THE PROBLEM -
The entries below are to be transcribed in full, without their images.

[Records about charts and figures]

######

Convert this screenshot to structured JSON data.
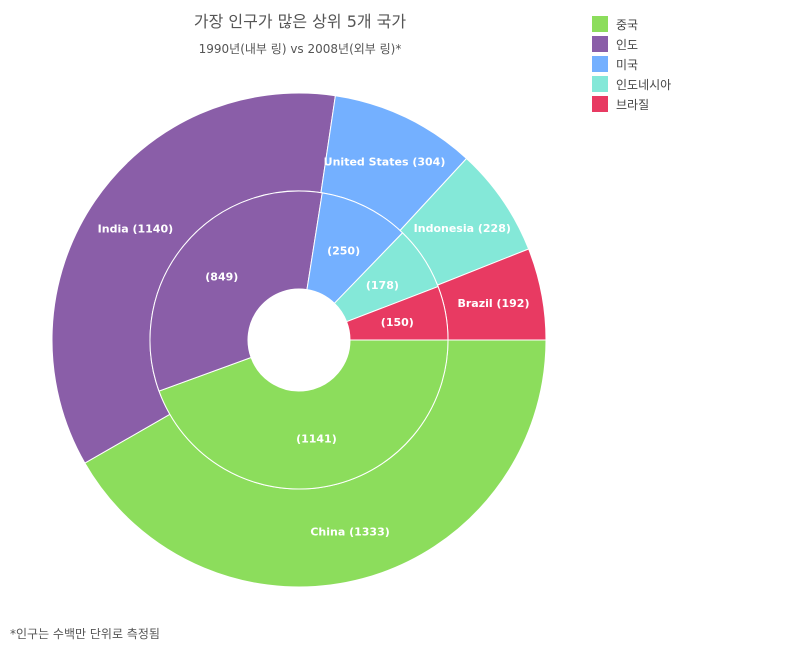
{
  "title": "가장 인구가 많은 상위 5개 국가",
  "subtitle": "1990년(내부 링) vs 2008년(외부 링)*",
  "footnote": "*인구는 수백만 단위로 측정됨",
  "legend": [
    {
      "label": "중국",
      "color": "#8cdd5c"
    },
    {
      "label": "인도",
      "color": "#8a5ea8"
    },
    {
      "label": "미국",
      "color": "#74b0ff"
    },
    {
      "label": "인도네시아",
      "color": "#84e8d8"
    },
    {
      "label": "브라질",
      "color": "#e83a62"
    }
  ],
  "chart_data": {
    "type": "pie",
    "subtype": "nested-donut",
    "categories": [
      "China",
      "India",
      "United States",
      "Indonesia",
      "Brazil"
    ],
    "colors": [
      "#8cdd5c",
      "#8a5ea8",
      "#74b0ff",
      "#84e8d8",
      "#e83a62"
    ],
    "series": [
      {
        "ring": "inner",
        "values": [
          1141,
          849,
          250,
          178,
          150
        ],
        "labels": [
          "(1141)",
          "(849)",
          "(250)",
          "(178)",
          "(150)"
        ]
      },
      {
        "ring": "outer",
        "values": [
          1333,
          1140,
          304,
          228,
          192
        ],
        "labels": [
          "China (1333)",
          "India (1140)",
          "United States (304)",
          "Indonesia (228)",
          "Brazil (192)"
        ]
      }
    ],
    "legend_position": "top-right"
  }
}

######

ANSWER TO THE PROBLEM -
Convert this screenshot to structured JSON data.
{
  "title": "가장 인구가 많은 상위 5개 국가",
  "subtitle": "1990년(내부 링) vs 2008년(외부 링)*",
  "footnote": "*인구는 수백만 단위로 측정됨",
  "legend": [
    {
      "label": "중국",
      "color": "#8cdd5c"
    },
    {
      "label": "인도",
      "color": "#8a5ea8"
    },
    {
      "label": "미국",
      "color": "#74b0ff"
    },
    {
      "label": "인도네시아",
      "color": "#84e8d8"
    },
    {
      "label": "브라질",
      "color": "#e83a62"
    }
  ],
  "chart_data": {
    "type": "pie",
    "subtype": "nested-donut",
    "categories": [
      "China",
      "India",
      "United States",
      "Indonesia",
      "Brazil"
    ],
    "colors": [
      "#8cdd5c",
      "#8a5ea8",
      "#74b0ff",
      "#84e8d8",
      "#e83a62"
    ],
    "series": [
      {
        "ring": "inner",
        "values": [
          1141,
          849,
          250,
          178,
          150
        ],
        "labels": [
          "(1141)",
          "(849)",
          "(250)",
          "(178)",
          "(150)"
        ]
      },
      {
        "ring": "outer",
        "values": [
          1333,
          1140,
          304,
          228,
          192
        ],
        "labels": [
          "China (1333)",
          "India (1140)",
          "United States (304)",
          "Indonesia (228)",
          "Brazil (192)"
        ]
      }
    ],
    "legend_position": "top-right"
  }
}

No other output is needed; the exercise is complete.